• **STATED PROBLEM**
Drop the images; return everything else in the listing below exactly.
___ PROVIDED ENTRIES
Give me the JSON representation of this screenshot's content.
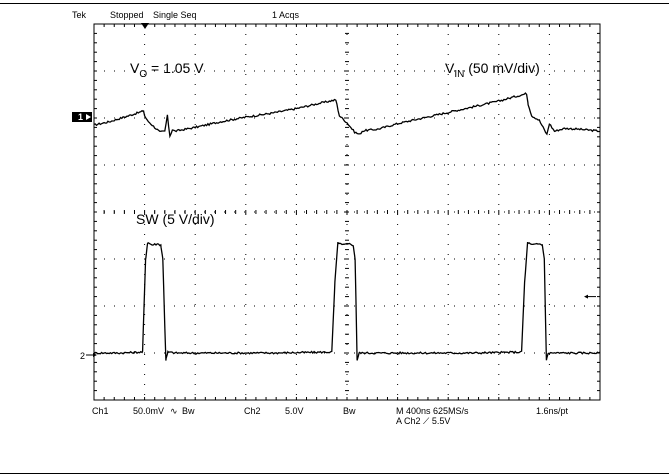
{
  "top_bar": {
    "brand": "Tek",
    "status": "Stopped",
    "mode": "Single Seq",
    "acquisitions": "1 Acqs"
  },
  "bottom_bar": {
    "ch1_label": "Ch1",
    "ch1_scale": "50.0mV",
    "ch1_coupling_symbol": "∿",
    "ch1_bw": "Bw",
    "ch2_label": "Ch2",
    "ch2_scale": "5.0V",
    "ch2_bw": "Bw",
    "timebase": "M 400ns 625MS/s",
    "trigger": "A  Ch2  ⟋  5.5V",
    "resolution": "1.6ns/pt"
  },
  "chart_data": {
    "type": "line",
    "divisions": {
      "x": 10,
      "y": 8
    },
    "x_unit": "div",
    "y_unit": "div",
    "grid": true,
    "annotations": {
      "vout": {
        "v": "V",
        "sub": "O",
        "rest": " = 1.05 V"
      },
      "vin": {
        "v": "V",
        "sub": "IN",
        "rest": " (50 mV/div)"
      },
      "sw": "SW (5 V/div)"
    },
    "channel_markers": {
      "ch1": "1",
      "ch2": "2"
    },
    "series": [
      {
        "name": "VIN",
        "x": [
          0,
          0.3,
          0.6,
          0.9,
          0.98,
          1.0,
          1.05,
          1.15,
          1.3,
          1.4,
          1.45,
          1.5,
          1.55,
          1.6,
          1.7,
          2.0,
          2.5,
          3.0,
          3.5,
          4.0,
          4.4,
          4.75,
          4.78,
          4.85,
          5.0,
          5.15,
          5.25,
          5.3,
          5.4,
          5.6,
          6.0,
          6.5,
          7.0,
          7.5,
          8.0,
          8.3,
          8.55,
          8.58,
          8.65,
          8.8,
          8.95,
          9.0,
          9.1,
          9.3,
          9.6,
          10.0
        ],
        "y": [
          5.85,
          5.92,
          6.02,
          6.12,
          6.15,
          6.05,
          5.95,
          5.85,
          5.7,
          5.72,
          6.05,
          5.62,
          5.75,
          5.72,
          5.74,
          5.8,
          5.92,
          6.02,
          6.1,
          6.2,
          6.3,
          6.38,
          6.38,
          6.05,
          5.9,
          5.7,
          5.65,
          5.72,
          5.74,
          5.76,
          5.88,
          6.0,
          6.12,
          6.24,
          6.36,
          6.45,
          6.52,
          6.3,
          6.05,
          5.95,
          5.65,
          5.88,
          5.72,
          5.78,
          5.76,
          5.72
        ]
      },
      {
        "name": "SW",
        "x": [
          0,
          0.5,
          0.96,
          1.02,
          1.06,
          1.15,
          1.25,
          1.32,
          1.36,
          1.42,
          1.46,
          1.6,
          2.5,
          3.5,
          4.7,
          4.76,
          4.82,
          4.9,
          5.05,
          5.12,
          5.16,
          5.2,
          5.24,
          5.4,
          6.5,
          7.5,
          8.45,
          8.51,
          8.57,
          8.65,
          8.8,
          8.86,
          8.9,
          8.94,
          8.98,
          9.1,
          10.0
        ],
        "y": [
          1.0,
          1.0,
          1.02,
          3.0,
          3.35,
          3.3,
          3.32,
          3.3,
          3.0,
          0.85,
          1.02,
          1.0,
          1.0,
          1.0,
          1.02,
          2.5,
          3.35,
          3.3,
          3.32,
          3.3,
          3.0,
          0.85,
          1.0,
          1.0,
          1.0,
          1.0,
          1.02,
          2.5,
          3.35,
          3.3,
          3.32,
          3.3,
          3.0,
          0.85,
          1.0,
          1.0,
          1.0
        ]
      }
    ],
    "marker_right_arrow_level_div": 2.2
  }
}
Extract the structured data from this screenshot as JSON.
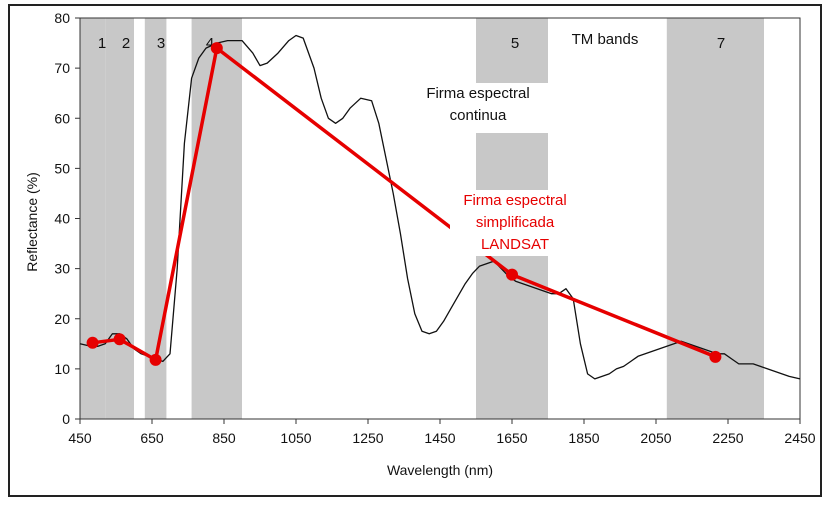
{
  "chart_data": {
    "type": "line",
    "xlabel": "Wavelength (nm)",
    "ylabel": "Reflectance (%)",
    "xlim": [
      450,
      2450
    ],
    "ylim": [
      0,
      80
    ],
    "xticks": [
      450,
      650,
      850,
      1050,
      1250,
      1450,
      1650,
      1850,
      2050,
      2250,
      2450
    ],
    "yticks": [
      0,
      10,
      20,
      30,
      40,
      50,
      60,
      70,
      80
    ],
    "grid": false,
    "band_set_label": "TM bands",
    "bands": [
      {
        "label": "1",
        "range": [
          450,
          520
        ]
      },
      {
        "label": "2",
        "range": [
          520,
          600
        ]
      },
      {
        "label": "3",
        "range": [
          630,
          690
        ]
      },
      {
        "label": "4",
        "range": [
          760,
          900
        ]
      },
      {
        "label": "5",
        "range": [
          1550,
          1750
        ]
      },
      {
        "label": "7",
        "range": [
          2080,
          2350
        ]
      }
    ],
    "series": [
      {
        "name": "Firma espectral continua",
        "color": "#111111",
        "x": [
          450,
          480,
          500,
          520,
          540,
          560,
          580,
          600,
          620,
          640,
          660,
          680,
          700,
          720,
          740,
          760,
          780,
          800,
          830,
          860,
          900,
          930,
          950,
          970,
          1000,
          1030,
          1050,
          1070,
          1100,
          1120,
          1140,
          1160,
          1180,
          1200,
          1230,
          1260,
          1280,
          1300,
          1320,
          1340,
          1360,
          1380,
          1400,
          1420,
          1440,
          1460,
          1480,
          1500,
          1520,
          1540,
          1560,
          1580,
          1600,
          1620,
          1640,
          1660,
          1680,
          1700,
          1720,
          1740,
          1760,
          1780,
          1800,
          1820,
          1840,
          1860,
          1880,
          1900,
          1920,
          1940,
          1960,
          1980,
          2000,
          2020,
          2040,
          2060,
          2080,
          2100,
          2120,
          2140,
          2160,
          2180,
          2200,
          2220,
          2240,
          2260,
          2280,
          2300,
          2320,
          2340,
          2360,
          2380,
          2400,
          2420,
          2450
        ],
        "y": [
          15,
          14.5,
          14.5,
          15,
          17,
          17,
          16,
          14,
          13,
          12.5,
          12,
          11.5,
          13,
          30,
          55,
          68,
          72,
          74,
          75,
          75.5,
          75.5,
          73,
          70.5,
          71,
          73,
          75.5,
          76.5,
          76,
          70,
          64,
          60,
          59,
          60,
          62,
          64,
          63.5,
          59,
          52,
          45,
          37,
          28,
          21,
          17.5,
          17,
          17.5,
          19.5,
          22,
          24.5,
          27,
          29,
          30.5,
          31,
          31.5,
          30,
          28.5,
          27.5,
          27,
          26.5,
          26,
          25.5,
          25,
          25,
          26,
          24,
          15,
          9,
          8,
          8.5,
          9,
          10,
          10.5,
          11.5,
          12.5,
          13,
          13.5,
          14,
          14.5,
          15,
          15.5,
          15,
          14.5,
          14,
          13.5,
          13,
          13,
          12,
          11,
          11,
          11,
          10.5,
          10,
          9.5,
          9,
          8.5,
          8
        ]
      },
      {
        "name": "Firma espectral simplificada LANDSAT",
        "color": "#e60000",
        "x": [
          485,
          560,
          660,
          830,
          1650,
          2215
        ],
        "y": [
          15.2,
          15.9,
          11.8,
          74,
          28.8,
          12.4
        ]
      }
    ],
    "annotations": [
      {
        "lines": [
          "Firma espectral",
          "continua"
        ],
        "color": "#111111"
      },
      {
        "lines": [
          "Firma espectral",
          "simplificada",
          "LANDSAT"
        ],
        "color": "#e60000"
      }
    ]
  }
}
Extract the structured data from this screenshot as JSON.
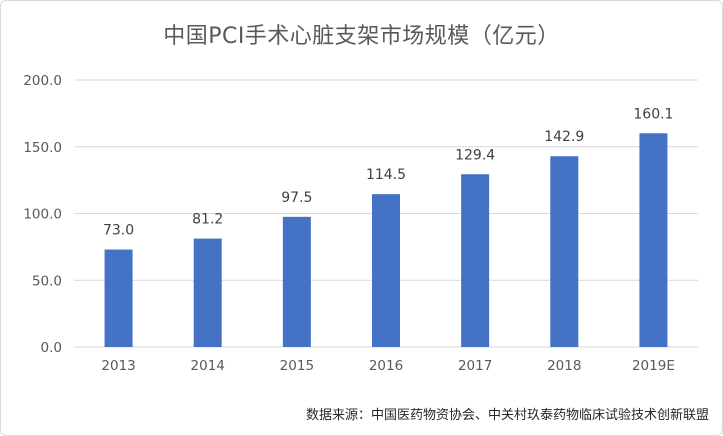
______
• **RESULT**
Give me the JSON representation of this screenshot's content.
{
  "top_bar": {
    "brand": "Tek",
    "status": "Stopped",
    "mode": "Single Seq",
    "acquisitions": "1 Acqs"
  },
  "bottom_bar": {
    "ch1_label": "Ch1",
    "ch1_scale": "50.0mV",
    "ch1_coupling_symbol": "∿",
    "ch1_bw": "Bw",
    "ch2_label": "Ch2",
    "ch2_scale": "5.0V",
    "ch2_bw": "Bw",
    "timebase": "M 400ns 625MS/s",
    "trigger": "A  Ch2  ⟋  5.5V",
    "resolution": "1.6ns/pt"
  },
  "chart_data": {
    "type": "line",
    "divisions": {
      "x": 10,
      "y": 8
    },
    "x_unit": "div",
    "y_unit": "div",
    "grid": true,
    "annotations": {
      "vout": {
        "v": "V",
        "sub": "O",
        "rest": " = 1.05 V"
      },
      "vin": {
        "v": "V",
        "sub": "IN",
        "rest": " (50 mV/div)"
      },
      "sw": "SW (5 V/div)"
    },
    "channel_markers": {
      "ch1": "1",
      "ch2": "2"
    },
    "series": [
      {
        "name": "VIN",
        "x": [
          0,
          0.3,
          0.6,
          0.9,
          0.98,
          1.0,
          1.05,
          1.15,
          1.3,
          1.4,
          1.45,
          1.5,
          1.55,
          1.6,
          1.7,
          2.0,
          2.5,
          3.0,
          3.5,
          4.0,
          4.4,
          4.75,
          4.78,
          4.85,
          5.0,
          5.15,
          5.25,
          5.3,
          5.4,
          5.6,
          6.0,
          6.5,
          7.0,
          7.5,
          8.0,
          8.3,
          8.55,
          8.58,
          8.65,
          8.8,
          8.95,
          9.0,
          9.1,
          9.3,
          9.6,
          10.0
        ],
        "y": [
          5.85,
          5.92,
          6.02,
          6.12,
          6.15,
          6.05,
          5.95,
          5.85,
          5.7,
          5.72,
          6.05,
          5.62,
          5.75,
          5.72,
          5.74,
          5.8,
          5.92,
          6.02,
          6.1,
          6.2,
          6.3,
          6.38,
          6.38,
          6.05,
          5.9,
          5.7,
          5.65,
          5.72,
          5.74,
          5.76,
          5.88,
          6.0,
          6.12,
          6.24,
          6.36,
          6.45,
          6.52,
          6.3,
          6.05,
          5.95,
          5.65,
          5.88,
          5.72,
          5.78,
          5.76,
          5.72
        ]
      },
      {
        "name": "SW",
        "x": [
          0,
          0.5,
          0.96,
          1.02,
          1.06,
          1.15,
          1.25,
          1.32,
          1.36,
          1.42,
          1.46,
          1.6,
          2.5,
          3.5,
          4.7,
          4.76,
          4.82,
          4.9,
          5.05,
          5.12,
          5.16,
          5.2,
          5.24,
          5.4,
          6.5,
          7.5,
          8.45,
          8.51,
          8.57,
          8.65,
          8.8,
          8.86,
          8.9,
          8.94,
          8.98,
          9.1,
          10.0
        ],
        "y": [
          1.0,
          1.0,
          1.02,
          3.0,
          3.35,
          3.3,
          3.32,
          3.3,
          3.0,
          0.85,
          1.02,
          1.0,
          1.0,
          1.0,
          1.02,
          2.5,
          3.35,
          3.3,
          3.32,
          3.3,
          3.0,
          0.85,
          1.0,
          1.0,
          1.0,
          1.0,
          1.02,
          2.5,
          3.35,
          3.3,
          3.32,
          3.3,
          3.0,
          0.85,
          1.0,
          1.0,
          1.0
        ]
      }
    ],
    "marker_right_arrow_level_div": 2.2
  }
}
Extract the structured data from this screenshot as JSON.
{
  "chart_data": {
    "type": "line",
    "xlabel": "Wavelength (nm)",
    "ylabel": "Reflectance (%)",
    "xlim": [
      450,
      2450
    ],
    "ylim": [
      0,
      80
    ],
    "xticks": [
      450,
      650,
      850,
      1050,
      1250,
      1450,
      1650,
      1850,
      2050,
      2250,
      2450
    ],
    "yticks": [
      0,
      10,
      20,
      30,
      40,
      50,
      60,
      70,
      80
    ],
    "grid": false,
    "band_set_label": "TM bands",
    "bands": [
      {
        "label": "1",
        "range": [
          450,
          520
        ]
      },
      {
        "label": "2",
        "range": [
          520,
          600
        ]
      },
      {
        "label": "3",
        "range": [
          630,
          690
        ]
      },
      {
        "label": "4",
        "range": [
          760,
          900
        ]
      },
      {
        "label": "5",
        "range": [
          1550,
          1750
        ]
      },
      {
        "label": "7",
        "range": [
          2080,
          2350
        ]
      }
    ],
    "series": [
      {
        "name": "Firma espectral continua",
        "color": "#111111",
        "x": [
          450,
          480,
          500,
          520,
          540,
          560,
          580,
          600,
          620,
          640,
          660,
          680,
          700,
          720,
          740,
          760,
          780,
          800,
          830,
          860,
          900,
          930,
          950,
          970,
          1000,
          1030,
          1050,
          1070,
          1100,
          1120,
          1140,
          1160,
          1180,
          1200,
          1230,
          1260,
          1280,
          1300,
          1320,
          1340,
          1360,
          1380,
          1400,
          1420,
          1440,
          1460,
          1480,
          1500,
          1520,
          1540,
          1560,
          1580,
          1600,
          1620,
          1640,
          1660,
          1680,
          1700,
          1720,
          1740,
          1760,
          1780,
          1800,
          1820,
          1840,
          1860,
          1880,
          1900,
          1920,
          1940,
          1960,
          1980,
          2000,
          2020,
          2040,
          2060,
          2080,
          2100,
          2120,
          2140,
          2160,
          2180,
          2200,
          2220,
          2240,
          2260,
          2280,
          2300,
          2320,
          2340,
          2360,
          2380,
          2400,
          2420,
          2450
        ],
        "y": [
          15,
          14.5,
          14.5,
          15,
          17,
          17,
          16,
          14,
          13,
          12.5,
          12,
          11.5,
          13,
          30,
          55,
          68,
          72,
          74,
          75,
          75.5,
          75.5,
          73,
          70.5,
          71,
          73,
          75.5,
          76.5,
          76,
          70,
          64,
          60,
          59,
          60,
          62,
          64,
          63.5,
          59,
          52,
          45,
          37,
          28,
          21,
          17.5,
          17,
          17.5,
          19.5,
          22,
          24.5,
          27,
          29,
          30.5,
          31,
          31.5,
          30,
          28.5,
          27.5,
          27,
          26.5,
          26,
          25.5,
          25,
          25,
          26,
          24,
          15,
          9,
          8,
          8.5,
          9,
          10,
          10.5,
          11.5,
          12.5,
          13,
          13.5,
          14,
          14.5,
          15,
          15.5,
          15,
          14.5,
          14,
          13.5,
          13,
          13,
          12,
          11,
          11,
          11,
          10.5,
          10,
          9.5,
          9,
          8.5,
          8
        ]
      },
      {
        "name": "Firma espectral simplificada LANDSAT",
        "color": "#e60000",
        "x": [
          485,
          560,
          660,
          830,
          1650,
          2215
        ],
        "y": [
          15.2,
          15.9,
          11.8,
          74,
          28.8,
          12.4
        ]
      }
    ],
    "annotations": [
      {
        "lines": [
          "Firma espectral",
          "continua"
        ],
        "color": "#111111"
      },
      {
        "lines": [
          "Firma espectral",
          "simplificada",
          "LANDSAT"
        ],
        "color": "#e60000"
      }
    ]
  }
}
Extract the structured data from this screenshot as JSON.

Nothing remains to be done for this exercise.